(Chart and figure data)
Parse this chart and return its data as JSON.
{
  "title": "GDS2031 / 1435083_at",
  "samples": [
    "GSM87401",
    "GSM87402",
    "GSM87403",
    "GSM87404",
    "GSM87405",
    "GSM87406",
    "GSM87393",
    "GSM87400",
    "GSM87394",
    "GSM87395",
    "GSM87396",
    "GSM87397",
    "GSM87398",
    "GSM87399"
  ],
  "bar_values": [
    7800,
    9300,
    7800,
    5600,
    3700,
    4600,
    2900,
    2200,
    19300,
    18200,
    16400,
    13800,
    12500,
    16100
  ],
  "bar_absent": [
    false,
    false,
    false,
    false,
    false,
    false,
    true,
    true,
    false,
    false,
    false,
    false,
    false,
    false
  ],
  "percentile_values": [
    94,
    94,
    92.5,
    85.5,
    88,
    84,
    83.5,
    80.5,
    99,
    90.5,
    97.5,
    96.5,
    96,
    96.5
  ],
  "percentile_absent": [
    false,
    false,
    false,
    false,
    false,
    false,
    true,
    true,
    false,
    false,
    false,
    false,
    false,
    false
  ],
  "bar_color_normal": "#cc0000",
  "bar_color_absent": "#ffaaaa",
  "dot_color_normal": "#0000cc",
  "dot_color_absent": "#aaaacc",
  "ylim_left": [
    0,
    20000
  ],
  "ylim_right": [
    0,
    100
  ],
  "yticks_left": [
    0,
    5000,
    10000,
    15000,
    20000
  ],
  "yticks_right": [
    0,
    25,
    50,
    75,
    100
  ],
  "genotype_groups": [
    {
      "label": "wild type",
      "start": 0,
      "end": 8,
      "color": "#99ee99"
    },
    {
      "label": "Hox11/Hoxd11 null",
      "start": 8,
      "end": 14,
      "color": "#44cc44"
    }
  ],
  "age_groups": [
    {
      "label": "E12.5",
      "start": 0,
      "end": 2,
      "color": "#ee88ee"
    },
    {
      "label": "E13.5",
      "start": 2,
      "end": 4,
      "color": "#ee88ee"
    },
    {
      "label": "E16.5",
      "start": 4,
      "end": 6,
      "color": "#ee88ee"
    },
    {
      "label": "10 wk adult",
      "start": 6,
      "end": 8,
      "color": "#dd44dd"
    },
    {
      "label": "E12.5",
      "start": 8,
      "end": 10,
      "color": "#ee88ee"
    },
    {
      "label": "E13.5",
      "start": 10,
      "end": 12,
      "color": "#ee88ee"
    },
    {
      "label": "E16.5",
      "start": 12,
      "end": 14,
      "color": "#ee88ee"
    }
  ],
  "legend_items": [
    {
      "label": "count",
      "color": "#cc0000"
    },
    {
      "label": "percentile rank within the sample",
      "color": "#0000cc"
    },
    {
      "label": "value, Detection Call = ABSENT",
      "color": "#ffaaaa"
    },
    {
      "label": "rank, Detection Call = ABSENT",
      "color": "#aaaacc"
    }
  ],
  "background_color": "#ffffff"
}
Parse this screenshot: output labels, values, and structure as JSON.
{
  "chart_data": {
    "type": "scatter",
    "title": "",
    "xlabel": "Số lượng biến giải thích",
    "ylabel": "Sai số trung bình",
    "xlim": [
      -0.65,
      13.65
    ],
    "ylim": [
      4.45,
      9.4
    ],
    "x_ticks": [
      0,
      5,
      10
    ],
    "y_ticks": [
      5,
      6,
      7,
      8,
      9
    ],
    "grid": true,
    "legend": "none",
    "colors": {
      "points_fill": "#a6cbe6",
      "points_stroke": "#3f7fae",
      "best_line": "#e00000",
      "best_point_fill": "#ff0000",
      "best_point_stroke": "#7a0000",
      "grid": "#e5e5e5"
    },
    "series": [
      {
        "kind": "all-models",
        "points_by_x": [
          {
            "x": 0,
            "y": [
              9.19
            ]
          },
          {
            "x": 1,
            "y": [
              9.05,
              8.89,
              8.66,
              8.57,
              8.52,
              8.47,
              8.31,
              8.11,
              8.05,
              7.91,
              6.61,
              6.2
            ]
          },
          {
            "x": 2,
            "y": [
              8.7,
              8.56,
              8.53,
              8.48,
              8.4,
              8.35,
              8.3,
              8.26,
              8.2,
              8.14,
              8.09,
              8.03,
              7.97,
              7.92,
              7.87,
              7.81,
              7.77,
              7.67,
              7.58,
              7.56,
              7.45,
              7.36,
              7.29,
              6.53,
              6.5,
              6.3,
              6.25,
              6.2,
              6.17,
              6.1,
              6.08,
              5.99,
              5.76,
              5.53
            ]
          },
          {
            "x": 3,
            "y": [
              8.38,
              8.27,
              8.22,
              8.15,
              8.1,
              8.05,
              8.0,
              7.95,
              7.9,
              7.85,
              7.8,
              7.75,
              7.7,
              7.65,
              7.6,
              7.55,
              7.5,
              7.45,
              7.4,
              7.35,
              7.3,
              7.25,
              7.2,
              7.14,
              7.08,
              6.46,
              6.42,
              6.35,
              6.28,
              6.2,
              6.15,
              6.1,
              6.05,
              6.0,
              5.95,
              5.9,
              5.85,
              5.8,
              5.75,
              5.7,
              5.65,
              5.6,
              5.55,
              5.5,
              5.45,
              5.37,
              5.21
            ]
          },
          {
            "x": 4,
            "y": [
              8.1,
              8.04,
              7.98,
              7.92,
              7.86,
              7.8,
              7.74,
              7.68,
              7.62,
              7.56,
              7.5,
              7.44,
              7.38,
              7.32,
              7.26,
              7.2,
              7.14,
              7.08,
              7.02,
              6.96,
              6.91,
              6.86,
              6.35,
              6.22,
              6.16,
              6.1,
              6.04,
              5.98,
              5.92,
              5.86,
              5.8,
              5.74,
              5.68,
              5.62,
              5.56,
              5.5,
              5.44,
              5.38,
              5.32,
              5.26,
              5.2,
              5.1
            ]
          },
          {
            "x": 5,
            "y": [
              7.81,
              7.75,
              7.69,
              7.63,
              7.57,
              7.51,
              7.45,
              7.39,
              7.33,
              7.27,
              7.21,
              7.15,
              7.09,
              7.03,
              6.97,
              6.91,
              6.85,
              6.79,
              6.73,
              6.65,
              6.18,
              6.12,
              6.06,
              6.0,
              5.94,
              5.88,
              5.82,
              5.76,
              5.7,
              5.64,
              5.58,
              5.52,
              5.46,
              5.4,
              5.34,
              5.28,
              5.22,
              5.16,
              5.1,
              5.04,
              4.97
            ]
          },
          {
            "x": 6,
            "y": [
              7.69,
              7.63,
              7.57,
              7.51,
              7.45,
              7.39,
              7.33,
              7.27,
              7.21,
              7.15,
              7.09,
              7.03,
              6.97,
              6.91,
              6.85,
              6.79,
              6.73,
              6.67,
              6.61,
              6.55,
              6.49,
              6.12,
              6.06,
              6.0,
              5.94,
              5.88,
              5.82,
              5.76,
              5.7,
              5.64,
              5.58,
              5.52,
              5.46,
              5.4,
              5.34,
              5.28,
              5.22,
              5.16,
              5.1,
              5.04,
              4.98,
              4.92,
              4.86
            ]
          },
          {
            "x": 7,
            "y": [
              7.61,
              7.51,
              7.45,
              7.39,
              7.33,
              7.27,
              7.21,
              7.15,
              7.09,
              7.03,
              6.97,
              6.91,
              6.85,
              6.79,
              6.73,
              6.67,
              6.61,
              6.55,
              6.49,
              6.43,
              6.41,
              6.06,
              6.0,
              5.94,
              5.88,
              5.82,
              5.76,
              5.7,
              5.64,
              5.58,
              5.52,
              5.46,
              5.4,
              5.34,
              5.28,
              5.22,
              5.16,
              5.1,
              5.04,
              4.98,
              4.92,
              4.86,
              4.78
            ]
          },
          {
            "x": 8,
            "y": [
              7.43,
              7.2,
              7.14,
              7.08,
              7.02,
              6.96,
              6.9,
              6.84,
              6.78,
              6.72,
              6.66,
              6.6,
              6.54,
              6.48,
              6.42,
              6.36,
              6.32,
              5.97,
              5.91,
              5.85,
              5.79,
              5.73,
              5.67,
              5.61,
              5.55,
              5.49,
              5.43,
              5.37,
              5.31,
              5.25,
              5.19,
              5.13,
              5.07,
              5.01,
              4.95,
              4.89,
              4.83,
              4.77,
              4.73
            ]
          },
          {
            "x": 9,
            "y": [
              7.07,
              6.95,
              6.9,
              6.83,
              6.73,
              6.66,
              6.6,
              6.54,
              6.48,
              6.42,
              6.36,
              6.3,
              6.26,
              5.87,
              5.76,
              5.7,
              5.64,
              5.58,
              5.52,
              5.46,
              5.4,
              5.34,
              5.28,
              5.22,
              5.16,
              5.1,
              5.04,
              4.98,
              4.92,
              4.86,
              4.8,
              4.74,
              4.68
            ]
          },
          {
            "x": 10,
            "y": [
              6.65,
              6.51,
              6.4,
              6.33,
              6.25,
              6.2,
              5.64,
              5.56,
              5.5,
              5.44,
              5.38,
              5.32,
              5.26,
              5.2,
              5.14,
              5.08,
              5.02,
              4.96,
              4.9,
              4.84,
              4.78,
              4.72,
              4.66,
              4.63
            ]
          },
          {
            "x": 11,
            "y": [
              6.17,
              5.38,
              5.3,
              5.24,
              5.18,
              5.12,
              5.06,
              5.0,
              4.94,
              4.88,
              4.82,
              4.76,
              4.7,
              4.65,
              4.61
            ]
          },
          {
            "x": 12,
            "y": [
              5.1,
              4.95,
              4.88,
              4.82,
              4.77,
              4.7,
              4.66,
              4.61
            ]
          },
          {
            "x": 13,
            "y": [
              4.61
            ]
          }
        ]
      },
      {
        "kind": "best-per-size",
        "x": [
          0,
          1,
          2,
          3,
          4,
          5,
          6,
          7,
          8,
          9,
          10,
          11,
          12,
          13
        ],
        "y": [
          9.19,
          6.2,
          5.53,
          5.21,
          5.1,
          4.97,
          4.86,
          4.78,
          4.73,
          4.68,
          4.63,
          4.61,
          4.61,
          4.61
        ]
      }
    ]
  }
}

*What is being asked*: Take every line from the records above that has the word "start" and copy it.

*Response for this exercise*:
      "start": 0,
      "start": 8,
      "start": 0,
      "start": 2,
      "start": 4,
      "start": 6,
      "start": 8,
      "start": 10,
      "start": 12,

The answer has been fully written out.